## Work to complete
Lines that hold the word "same" should be located and copied.

(Stored dataset items)
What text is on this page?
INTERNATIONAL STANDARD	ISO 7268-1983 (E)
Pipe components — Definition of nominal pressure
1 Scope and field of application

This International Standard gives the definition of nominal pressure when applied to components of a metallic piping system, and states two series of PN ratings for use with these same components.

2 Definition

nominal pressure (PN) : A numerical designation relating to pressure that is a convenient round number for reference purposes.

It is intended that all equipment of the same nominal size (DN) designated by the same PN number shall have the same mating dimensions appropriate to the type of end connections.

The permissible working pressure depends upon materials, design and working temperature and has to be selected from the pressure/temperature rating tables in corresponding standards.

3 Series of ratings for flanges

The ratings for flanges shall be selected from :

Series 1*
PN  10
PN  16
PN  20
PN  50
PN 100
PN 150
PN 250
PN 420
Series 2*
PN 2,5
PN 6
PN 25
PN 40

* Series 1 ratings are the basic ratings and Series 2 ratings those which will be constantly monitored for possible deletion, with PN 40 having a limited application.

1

...

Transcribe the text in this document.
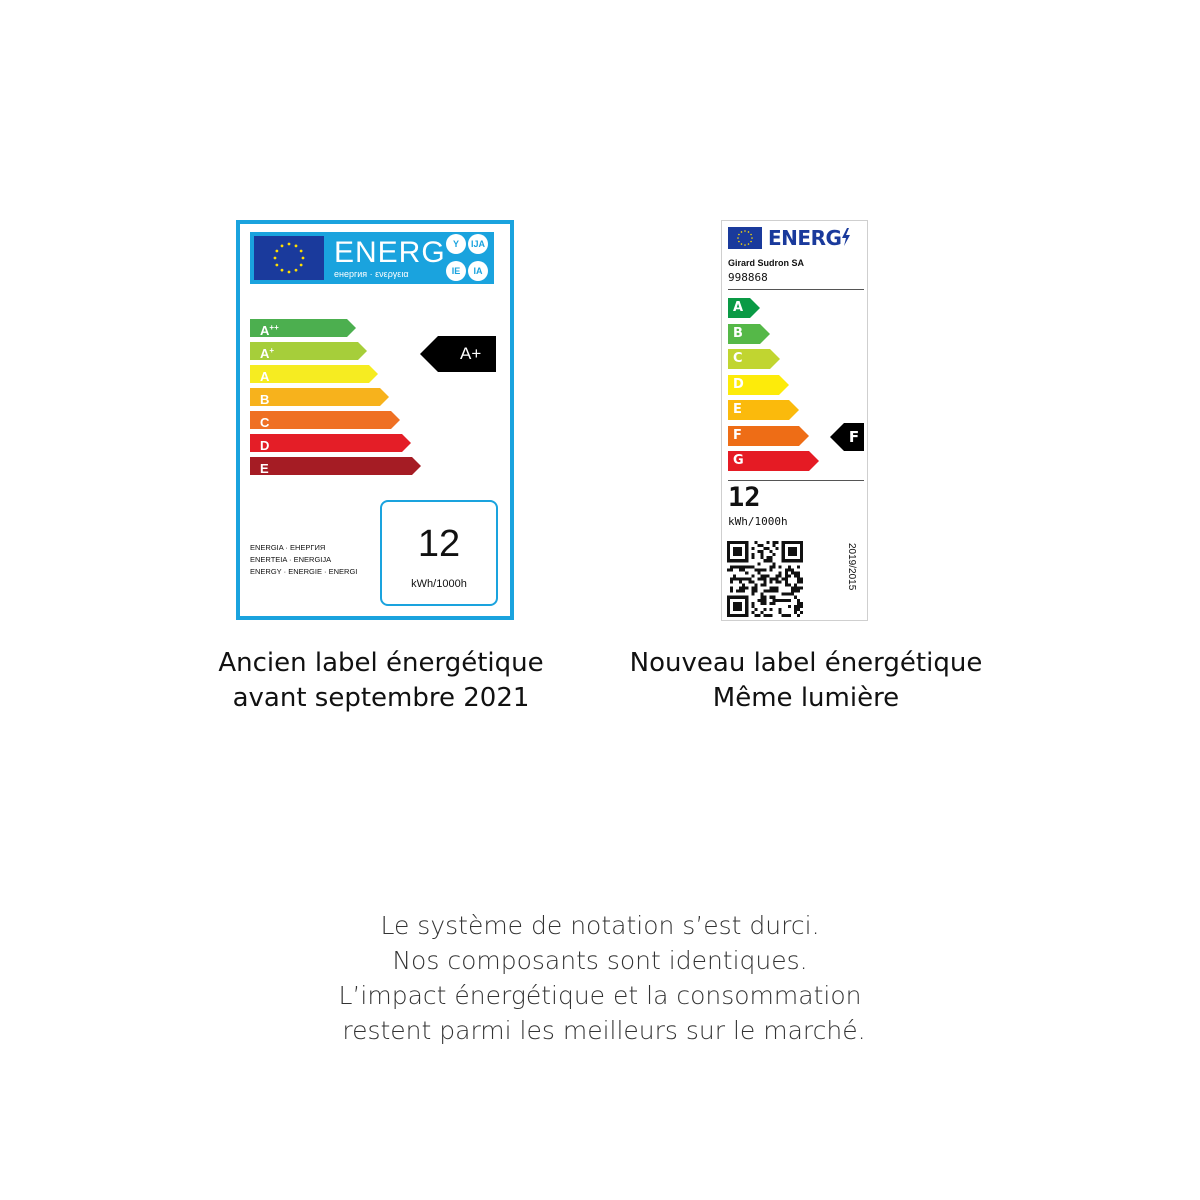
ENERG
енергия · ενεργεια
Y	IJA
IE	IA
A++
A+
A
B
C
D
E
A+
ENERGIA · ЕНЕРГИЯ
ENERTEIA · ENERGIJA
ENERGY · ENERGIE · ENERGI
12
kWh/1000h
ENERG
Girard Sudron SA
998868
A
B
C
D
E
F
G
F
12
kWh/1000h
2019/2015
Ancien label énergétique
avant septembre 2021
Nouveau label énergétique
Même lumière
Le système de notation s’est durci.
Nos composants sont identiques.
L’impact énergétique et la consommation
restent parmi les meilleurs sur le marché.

---

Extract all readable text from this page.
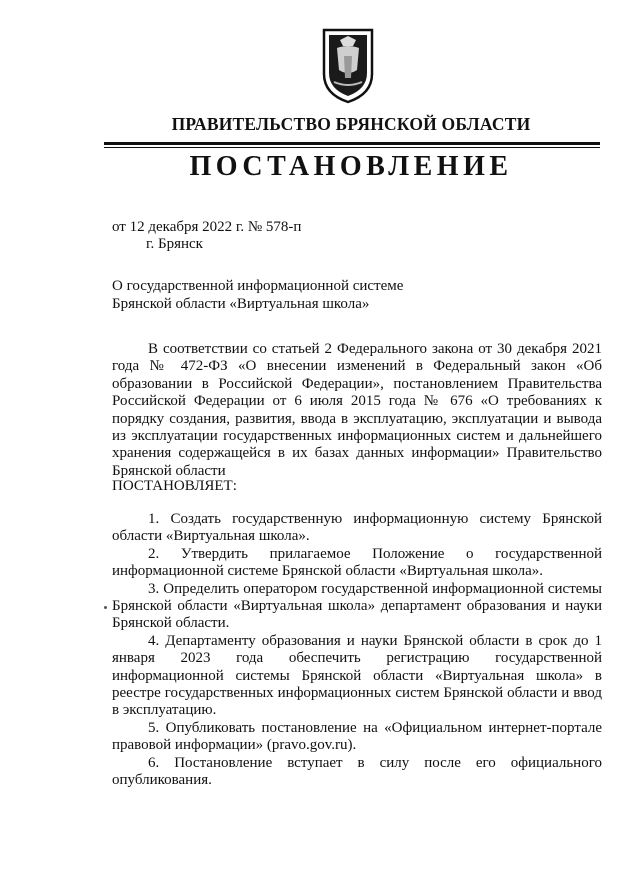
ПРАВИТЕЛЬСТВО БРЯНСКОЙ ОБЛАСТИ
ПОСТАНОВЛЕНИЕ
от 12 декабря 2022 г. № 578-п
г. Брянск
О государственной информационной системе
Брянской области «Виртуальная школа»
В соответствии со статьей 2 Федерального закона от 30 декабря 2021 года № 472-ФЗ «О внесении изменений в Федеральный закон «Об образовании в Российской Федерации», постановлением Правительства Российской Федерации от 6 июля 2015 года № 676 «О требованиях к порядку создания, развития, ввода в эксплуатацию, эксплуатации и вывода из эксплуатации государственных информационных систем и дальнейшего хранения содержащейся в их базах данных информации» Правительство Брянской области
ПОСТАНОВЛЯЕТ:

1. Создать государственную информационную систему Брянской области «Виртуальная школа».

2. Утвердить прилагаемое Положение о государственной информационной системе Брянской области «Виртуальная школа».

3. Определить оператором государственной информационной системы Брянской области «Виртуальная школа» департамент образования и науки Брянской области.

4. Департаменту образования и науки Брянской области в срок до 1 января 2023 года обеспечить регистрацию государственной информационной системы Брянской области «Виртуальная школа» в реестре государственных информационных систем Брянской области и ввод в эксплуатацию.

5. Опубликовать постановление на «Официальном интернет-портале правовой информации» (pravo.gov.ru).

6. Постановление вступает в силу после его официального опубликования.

## The reply
This International Standard gives the definition of nominal pressure when applied to components of a metallic piping system, and states two series of PN ratings for use with these same components.
It is intended that all equipment of the same nominal size (DN) designated by the same PN number shall have the same mating dimensions appropriate to the type of end connections.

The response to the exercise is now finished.